--- begin ---

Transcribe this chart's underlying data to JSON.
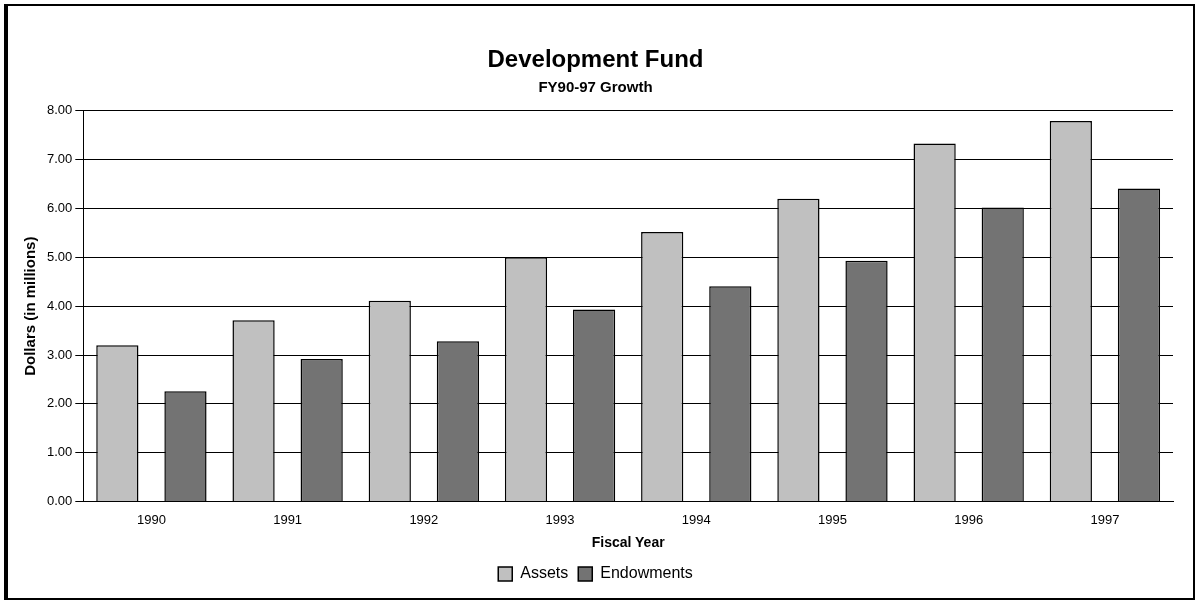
{
  "chart_data": {
    "type": "bar",
    "title": "Development Fund",
    "subtitle": "FY90-97 Growth",
    "xlabel": "Fiscal Year",
    "ylabel": "Dollars (in millions)",
    "categories": [
      "1990",
      "1991",
      "1992",
      "1993",
      "1994",
      "1995",
      "1996",
      "1997"
    ],
    "series": [
      {
        "name": "Assets",
        "color": "#c0c0c0",
        "values": [
          3.2,
          3.71,
          4.11,
          5.0,
          5.52,
          6.2,
          7.33,
          7.79
        ]
      },
      {
        "name": "Endowments",
        "color": "#737373",
        "values": [
          2.26,
          2.92,
          3.28,
          3.93,
          4.41,
          4.93,
          6.02,
          6.41
        ]
      }
    ],
    "ylim": [
      0,
      8
    ],
    "yticks": [
      {
        "value": 0,
        "label": "0.00"
      },
      {
        "value": 1,
        "label": "1.00"
      },
      {
        "value": 2,
        "label": "2.00"
      },
      {
        "value": 3,
        "label": "3.00"
      },
      {
        "value": 4,
        "label": "4.00"
      },
      {
        "value": 5,
        "label": "5.00"
      },
      {
        "value": 6,
        "label": "6.00"
      },
      {
        "value": 7,
        "label": "7.00"
      },
      {
        "value": 8,
        "label": "8.00"
      }
    ],
    "grid": "y",
    "legend": "bottom"
  }
}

--- end ---

=== Prompt ===
Reproduce every entry exactly, but omit each picture.

=== Answer to this problem ===
Transcribe this chart's underlying data to JSON.
{
  "chart_data": {
    "type": "bar",
    "title": "Development Fund",
    "subtitle": "FY90-97 Growth",
    "xlabel": "Fiscal Year",
    "ylabel": "Dollars (in millions)",
    "categories": [
      "1990",
      "1991",
      "1992",
      "1993",
      "1994",
      "1995",
      "1996",
      "1997"
    ],
    "series": [
      {
        "name": "Assets",
        "color": "#c0c0c0",
        "values": [
          3.2,
          3.71,
          4.11,
          5.0,
          5.52,
          6.2,
          7.33,
          7.79
        ]
      },
      {
        "name": "Endowments",
        "color": "#737373",
        "values": [
          2.26,
          2.92,
          3.28,
          3.93,
          4.41,
          4.93,
          6.02,
          6.41
        ]
      }
    ],
    "ylim": [
      0,
      8
    ],
    "yticks": [
      {
        "value": 0,
        "label": "0.00"
      },
      {
        "value": 1,
        "label": "1.00"
      },
      {
        "value": 2,
        "label": "2.00"
      },
      {
        "value": 3,
        "label": "3.00"
      },
      {
        "value": 4,
        "label": "4.00"
      },
      {
        "value": 5,
        "label": "5.00"
      },
      {
        "value": 6,
        "label": "6.00"
      },
      {
        "value": 7,
        "label": "7.00"
      },
      {
        "value": 8,
        "label": "8.00"
      }
    ],
    "grid": "y",
    "legend": "bottom"
  }
}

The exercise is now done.